| Description of the task |
Identify each line in the records below that contains the word "offset", and copy it.

━━━━

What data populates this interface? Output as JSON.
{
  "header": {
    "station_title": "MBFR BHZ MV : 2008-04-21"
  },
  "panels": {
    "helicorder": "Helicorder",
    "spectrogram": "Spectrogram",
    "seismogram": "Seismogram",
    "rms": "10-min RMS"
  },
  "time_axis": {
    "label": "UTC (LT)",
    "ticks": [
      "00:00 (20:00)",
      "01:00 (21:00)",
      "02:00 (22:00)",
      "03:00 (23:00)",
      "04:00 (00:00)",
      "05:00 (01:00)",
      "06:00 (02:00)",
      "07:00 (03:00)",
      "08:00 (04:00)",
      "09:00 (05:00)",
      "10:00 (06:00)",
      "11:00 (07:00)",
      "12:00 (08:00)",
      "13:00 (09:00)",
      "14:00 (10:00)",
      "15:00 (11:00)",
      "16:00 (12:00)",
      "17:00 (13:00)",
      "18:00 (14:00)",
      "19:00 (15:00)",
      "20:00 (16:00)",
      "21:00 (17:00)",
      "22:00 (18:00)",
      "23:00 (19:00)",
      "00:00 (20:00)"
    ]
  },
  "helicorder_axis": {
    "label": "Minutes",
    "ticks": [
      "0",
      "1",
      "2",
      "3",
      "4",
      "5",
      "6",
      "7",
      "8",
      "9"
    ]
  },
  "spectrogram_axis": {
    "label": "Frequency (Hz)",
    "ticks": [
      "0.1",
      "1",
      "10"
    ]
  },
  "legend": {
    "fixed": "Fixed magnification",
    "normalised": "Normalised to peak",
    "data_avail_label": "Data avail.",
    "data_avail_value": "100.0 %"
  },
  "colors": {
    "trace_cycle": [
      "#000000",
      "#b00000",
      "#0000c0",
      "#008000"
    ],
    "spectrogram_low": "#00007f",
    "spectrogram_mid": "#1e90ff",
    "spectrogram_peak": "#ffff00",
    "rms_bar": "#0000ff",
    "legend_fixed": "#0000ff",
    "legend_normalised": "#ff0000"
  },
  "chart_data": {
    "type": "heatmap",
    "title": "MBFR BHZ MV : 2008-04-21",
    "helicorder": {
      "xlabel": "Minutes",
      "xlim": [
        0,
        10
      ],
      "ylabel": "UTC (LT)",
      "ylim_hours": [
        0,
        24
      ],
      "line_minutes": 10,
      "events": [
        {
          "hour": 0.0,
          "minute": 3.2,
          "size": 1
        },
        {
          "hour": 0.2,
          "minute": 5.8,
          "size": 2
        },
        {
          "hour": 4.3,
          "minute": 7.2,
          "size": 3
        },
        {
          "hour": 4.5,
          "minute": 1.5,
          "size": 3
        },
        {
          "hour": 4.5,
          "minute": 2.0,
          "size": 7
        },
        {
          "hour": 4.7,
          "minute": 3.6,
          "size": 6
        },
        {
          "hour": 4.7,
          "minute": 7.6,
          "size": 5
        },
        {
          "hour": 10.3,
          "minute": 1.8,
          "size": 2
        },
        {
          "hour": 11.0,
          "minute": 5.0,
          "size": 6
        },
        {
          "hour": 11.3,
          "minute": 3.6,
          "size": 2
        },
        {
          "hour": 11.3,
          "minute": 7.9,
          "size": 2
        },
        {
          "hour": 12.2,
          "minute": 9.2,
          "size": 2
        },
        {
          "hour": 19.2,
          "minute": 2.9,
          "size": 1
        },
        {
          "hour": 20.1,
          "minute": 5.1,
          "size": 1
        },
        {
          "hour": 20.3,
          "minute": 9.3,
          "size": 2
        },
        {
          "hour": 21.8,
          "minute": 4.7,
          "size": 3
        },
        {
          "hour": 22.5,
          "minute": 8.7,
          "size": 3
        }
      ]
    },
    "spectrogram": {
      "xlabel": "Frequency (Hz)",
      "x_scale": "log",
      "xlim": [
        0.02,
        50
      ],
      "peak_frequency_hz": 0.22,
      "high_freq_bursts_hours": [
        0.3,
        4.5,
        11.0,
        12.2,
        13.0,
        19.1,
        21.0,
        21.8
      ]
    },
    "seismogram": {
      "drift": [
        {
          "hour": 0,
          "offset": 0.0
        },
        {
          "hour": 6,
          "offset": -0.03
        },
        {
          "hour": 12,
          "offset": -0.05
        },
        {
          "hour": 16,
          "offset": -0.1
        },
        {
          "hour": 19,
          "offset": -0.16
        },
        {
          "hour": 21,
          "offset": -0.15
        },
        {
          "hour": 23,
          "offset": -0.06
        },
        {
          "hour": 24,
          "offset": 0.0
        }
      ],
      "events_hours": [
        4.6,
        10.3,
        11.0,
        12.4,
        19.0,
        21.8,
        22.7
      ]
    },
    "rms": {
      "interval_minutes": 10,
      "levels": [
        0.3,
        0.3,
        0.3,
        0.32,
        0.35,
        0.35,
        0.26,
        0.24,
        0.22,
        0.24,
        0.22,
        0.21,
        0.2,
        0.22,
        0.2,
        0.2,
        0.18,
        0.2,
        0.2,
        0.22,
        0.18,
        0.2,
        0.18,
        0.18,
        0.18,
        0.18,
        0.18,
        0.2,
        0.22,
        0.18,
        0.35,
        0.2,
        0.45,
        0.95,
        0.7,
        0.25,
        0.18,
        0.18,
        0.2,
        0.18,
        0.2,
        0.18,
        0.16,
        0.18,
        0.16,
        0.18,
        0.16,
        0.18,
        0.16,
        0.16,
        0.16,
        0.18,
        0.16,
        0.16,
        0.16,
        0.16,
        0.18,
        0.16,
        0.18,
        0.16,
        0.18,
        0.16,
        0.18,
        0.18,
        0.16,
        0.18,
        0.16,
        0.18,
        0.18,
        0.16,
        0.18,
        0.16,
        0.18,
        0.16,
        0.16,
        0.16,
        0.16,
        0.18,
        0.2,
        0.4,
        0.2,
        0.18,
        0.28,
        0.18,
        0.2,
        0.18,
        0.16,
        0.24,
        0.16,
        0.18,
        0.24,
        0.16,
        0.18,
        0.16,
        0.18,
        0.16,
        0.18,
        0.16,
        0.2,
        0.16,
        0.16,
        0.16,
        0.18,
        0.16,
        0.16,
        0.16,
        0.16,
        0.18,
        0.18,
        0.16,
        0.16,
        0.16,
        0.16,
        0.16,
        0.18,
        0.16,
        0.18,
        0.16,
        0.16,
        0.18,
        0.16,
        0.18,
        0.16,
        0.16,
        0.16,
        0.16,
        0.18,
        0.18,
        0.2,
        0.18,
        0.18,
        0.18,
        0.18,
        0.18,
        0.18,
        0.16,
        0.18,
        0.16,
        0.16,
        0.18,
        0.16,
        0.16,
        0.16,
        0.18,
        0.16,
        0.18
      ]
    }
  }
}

━━━━

| The solution |
          "offset": 0.0
          "offset": -0.03
          "offset": -0.05
          "offset": -0.1
          "offset": -0.16
          "offset": -0.15
          "offset": -0.06
          "offset": 0.0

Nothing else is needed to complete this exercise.